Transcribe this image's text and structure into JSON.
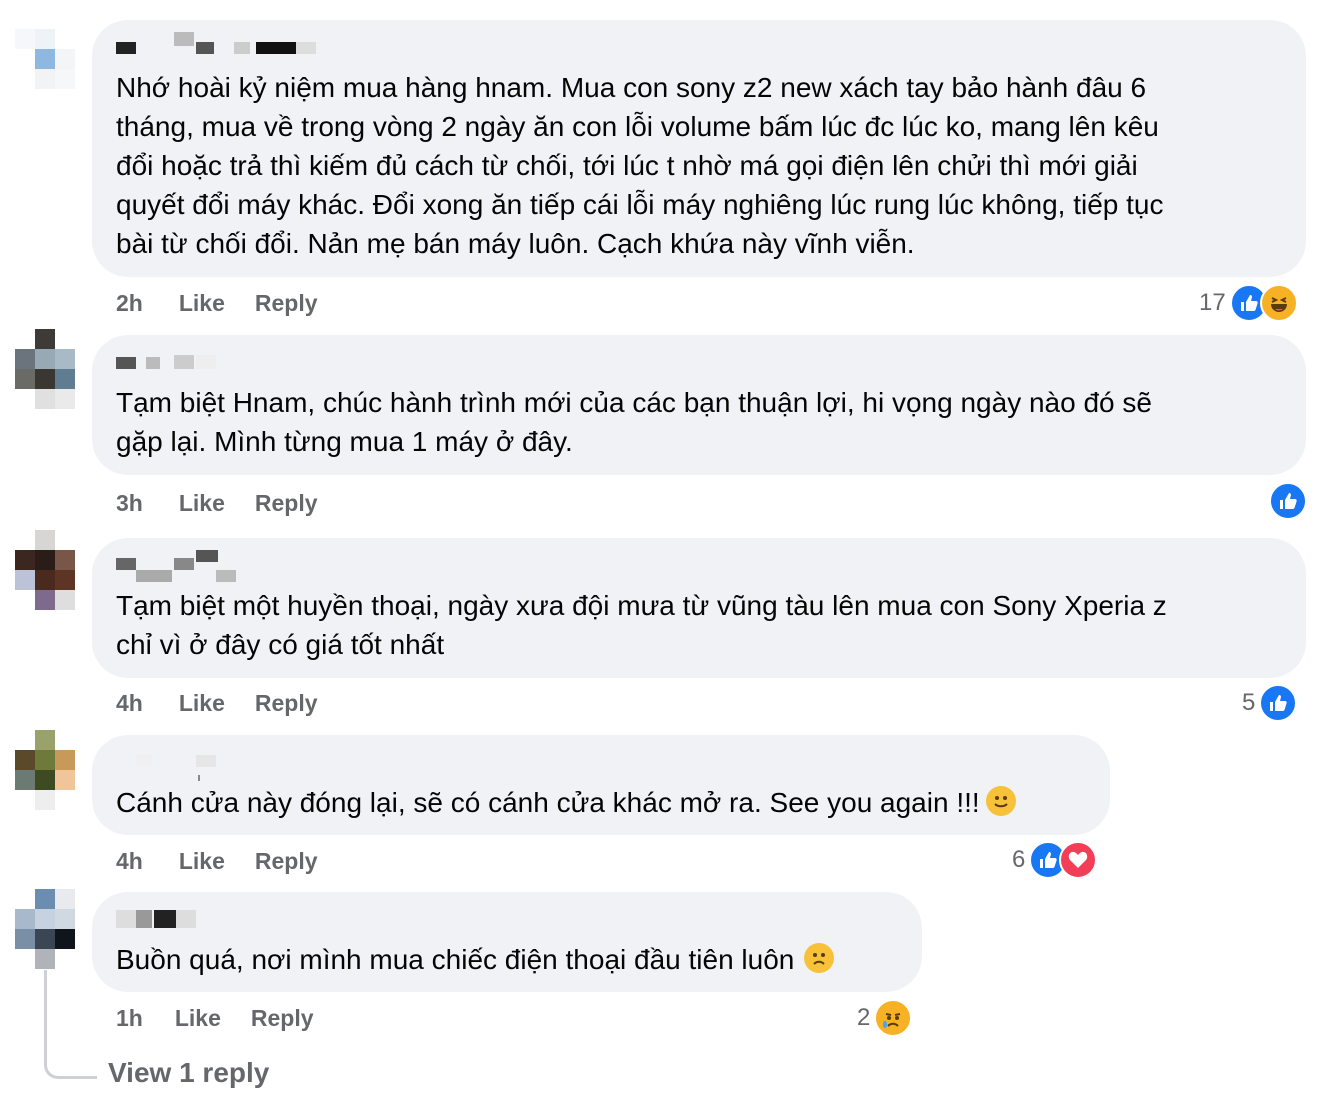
{
  "comments": [
    {
      "text": "Nhớ hoài kỷ niệm mua hàng hnam. Mua con sony z2 new xách tay bảo hành đâu 6\ntháng, mua về trong vòng 2 ngày ăn con lỗi volume bấm lúc đc lúc ko, mang lên kêu\nđổi hoặc trả thì kiếm đủ cách từ chối, tới lúc t nhờ má gọi điện lên chửi thì mới giải\nquyết đổi máy khác. Đổi xong ăn tiếp cái lỗi máy nghiêng lúc rung lúc không, tiếp tục\nbài từ chối đổi. Nản mẹ bán máy luôn. Cạch khứa này vĩnh viễn.",
      "time": "2h",
      "like": "Like",
      "reply": "Reply",
      "reaction_count": "17",
      "reactions": [
        "like-icon",
        "haha-icon"
      ]
    },
    {
      "text": "Tạm biệt Hnam, chúc hành trình mới của các bạn thuận lợi, hi vọng ngày nào đó sẽ\ngặp lại. Mình từng mua 1 máy ở đây.",
      "time": "3h",
      "like": "Like",
      "reply": "Reply",
      "reaction_count": "",
      "reactions": [
        "like-icon"
      ]
    },
    {
      "text": "Tạm biệt một huyền thoại, ngày xưa đội mưa từ vũng tàu lên mua con Sony Xperia z\nchỉ vì ở đây có giá tốt nhất",
      "time": "4h",
      "like": "Like",
      "reply": "Reply",
      "reaction_count": "5",
      "reactions": [
        "like-icon"
      ]
    },
    {
      "text": "Cánh cửa này đóng lại, sẽ có cánh cửa khác mở ra. See you again !!!",
      "emoji": "slightly-smiling-face-icon",
      "time": "4h",
      "like": "Like",
      "reply": "Reply",
      "reaction_count": "6",
      "reactions": [
        "like-icon",
        "love-icon"
      ]
    },
    {
      "text": "Buồn quá, nơi mình mua chiếc điện thoại đầu tiên luôn",
      "emoji": "frowning-face-icon",
      "time": "1h",
      "like": "Like",
      "reply": "Reply",
      "reaction_count": "2",
      "reactions": [
        "sad-icon"
      ]
    }
  ],
  "view_replies": "View 1 reply",
  "colors": {
    "like": "#1877f2",
    "love": "#f33e58",
    "emoji": "#f7b125",
    "bubble": "#f0f2f5",
    "meta": "#65676b"
  }
}
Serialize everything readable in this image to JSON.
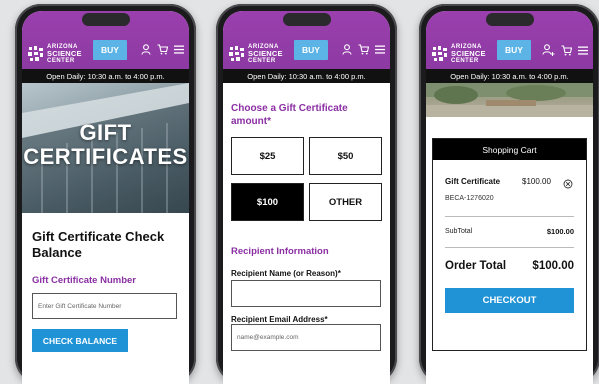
{
  "brand": {
    "logo_line1": "ARIZONA",
    "logo_line2": "SCIENCE",
    "logo_line3": "CENTER",
    "purple": "#9b3fae",
    "blue": "#1f93d5"
  },
  "header": {
    "buy_label": "BUY",
    "hours": "Open Daily: 10:30 a.m. to 4:00 p.m."
  },
  "balance_screen": {
    "hero_line1": "GIFT",
    "hero_line2": "CERTIFICATES",
    "title": "Gift Certificate Check Balance",
    "number_label": "Gift Certificate Number",
    "number_placeholder": "Enter Gift Certificate Number",
    "check_button": "CHECK BALANCE"
  },
  "purchase_screen": {
    "choose_heading": "Choose a Gift Certificate amount*",
    "amounts": [
      {
        "label": "$25",
        "selected": false
      },
      {
        "label": "$50",
        "selected": false
      },
      {
        "label": "$100",
        "selected": true
      },
      {
        "label": "OTHER",
        "selected": false
      }
    ],
    "recipient_heading": "Recipient Information",
    "name_label": "Recipient Name (or Reason)*",
    "email_label": "Recipient Email Address*",
    "email_placeholder": "name@example.com"
  },
  "cart_screen": {
    "cart_title": "Shopping Cart",
    "item_name": "Gift Certificate",
    "item_price": "$100.00",
    "item_code": "BECA-1276020",
    "subtotal_label": "SubTotal",
    "subtotal_value": "$100.00",
    "total_label": "Order Total",
    "total_value": "$100.00",
    "checkout_button": "CHECKOUT"
  }
}
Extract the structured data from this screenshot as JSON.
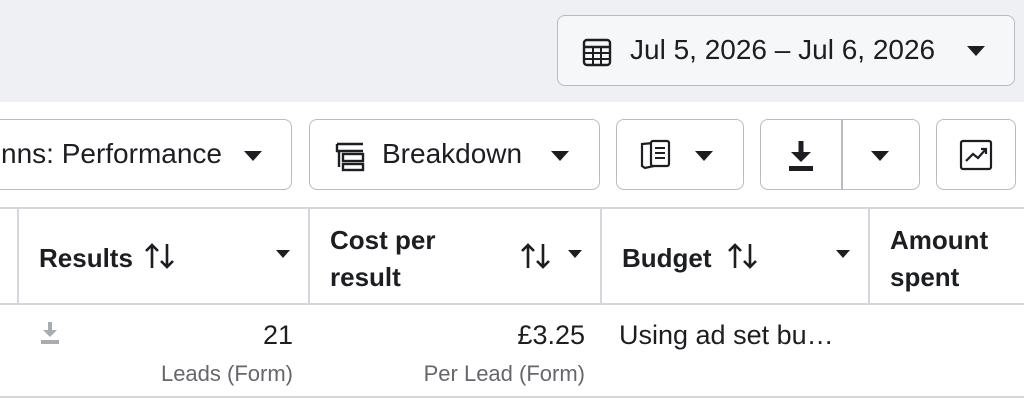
{
  "date_range": {
    "label": "Jul 5, 2026 – Jul 6, 2026",
    "icon": "calendar-icon"
  },
  "toolbar": {
    "columns_label": "nns: Performance",
    "breakdown_label": "Breakdown",
    "reports_icon": "reports-icon",
    "export_icon": "download-icon",
    "chart_icon": "chart-icon"
  },
  "table": {
    "headers": {
      "results": "Results",
      "cost_per_result_line1": "Cost per",
      "cost_per_result_line2": "result",
      "budget": "Budget",
      "amount_spent_line1": "Amount",
      "amount_spent_line2": "spent"
    },
    "row": {
      "results_value": "21",
      "results_sub": "Leads (Form)",
      "cost_value": "£3.25",
      "cost_sub": "Per Lead (Form)",
      "budget_value": "Using ad set bu…"
    }
  }
}
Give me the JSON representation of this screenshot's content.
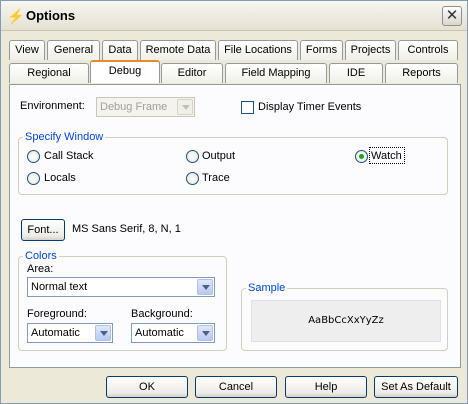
{
  "window": {
    "title": "Options"
  },
  "tabs_row1": [
    "View",
    "General",
    "Data",
    "Remote Data",
    "File Locations",
    "Forms",
    "Projects",
    "Controls"
  ],
  "tabs_row2": [
    "Regional",
    "Debug",
    "Editor",
    "Field Mapping",
    "IDE",
    "Reports"
  ],
  "active_tab": "Debug",
  "environment": {
    "label": "Environment:",
    "value": "Debug Frame"
  },
  "display_timer_events": {
    "label": "Display Timer Events",
    "checked": false
  },
  "specify_window": {
    "title": "Specify Window",
    "options": [
      "Call Stack",
      "Output",
      "Watch",
      "Locals",
      "Trace"
    ],
    "selected": "Watch"
  },
  "font": {
    "button_label": "Font...",
    "value": "MS Sans Serif, 8, N, 1"
  },
  "colors": {
    "title": "Colors",
    "area_label": "Area:",
    "area_value": "Normal text",
    "foreground_label": "Foreground:",
    "foreground_value": "Automatic",
    "background_label": "Background:",
    "background_value": "Automatic"
  },
  "sample": {
    "title": "Sample",
    "text": "AaBbCcXxYyZz"
  },
  "buttons": {
    "ok": "OK",
    "cancel": "Cancel",
    "help": "Help",
    "set_default": "Set As Default"
  }
}
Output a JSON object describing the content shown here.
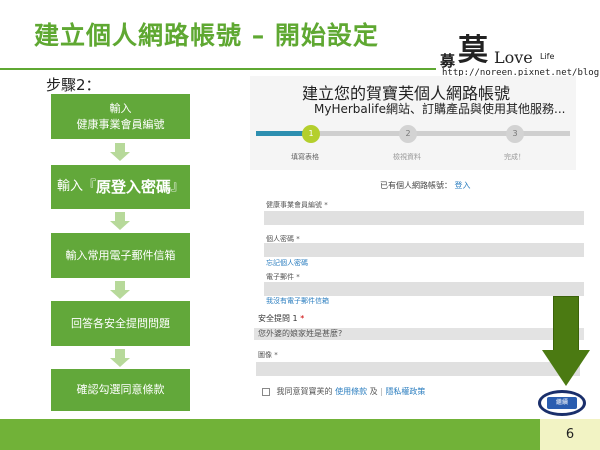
{
  "slide": {
    "title": "建立個人網路帳號 – 開始設定",
    "step_label": "步驟2：",
    "page_number": "6",
    "accent_color": "#5fa832"
  },
  "logo": {
    "prefix": "募",
    "big": "莫",
    "love": "Love",
    "life": "Life",
    "url": "http://noreen.pixnet.net/blog"
  },
  "flow": {
    "steps": [
      {
        "line1": "輸入",
        "line2": "健康事業會員編號"
      },
      {
        "pre": "輸入『",
        "bold": "原登入密碼",
        "post": "』"
      },
      {
        "line1": "輸入常用電子郵件信箱"
      },
      {
        "line1": "回答各安全提問問題"
      },
      {
        "line1": "確認勾選同意條款"
      }
    ]
  },
  "form": {
    "header_title": "建立您的賀寶芙個人網路帳號",
    "header_subtitle": "MyHerbalife網站、訂購產品與使用其他服務...",
    "progress": {
      "steps": [
        {
          "num": "1",
          "label": "填寫表格",
          "state": "active"
        },
        {
          "num": "2",
          "label": "檢視資料",
          "state": "inactive"
        },
        {
          "num": "3",
          "label": "完成！",
          "state": "inactive"
        }
      ],
      "fraction": 0.18
    },
    "have_account_text": "已有個人網路帳號：",
    "have_account_link": "登入",
    "member_id_label": "健康事業會員編號 *",
    "password_label": "個人密碼 *",
    "forgot_password_link": "忘記個人密碼",
    "email_label": "電子郵件 *",
    "no_email_link": "我沒有電子郵件信箱",
    "security_label": "安全提問 1",
    "security_required": "*",
    "security_question": "您外婆的娘家姓是甚麼?",
    "captcha_label": "圖像 *",
    "agree_text": "我同意賀寶芙的",
    "terms_link": "使用條款",
    "and_text": "及",
    "privacy_link": "隱私權政策",
    "continue_label": "繼續"
  }
}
------------------------------------
Brief:
Pick out the lines that contain "emoji" and copy them.

Task response:
      "emoji": "slightly-smiling-face-icon",
      "emoji": "frowning-face-icon",
    "emoji": "#f7b125",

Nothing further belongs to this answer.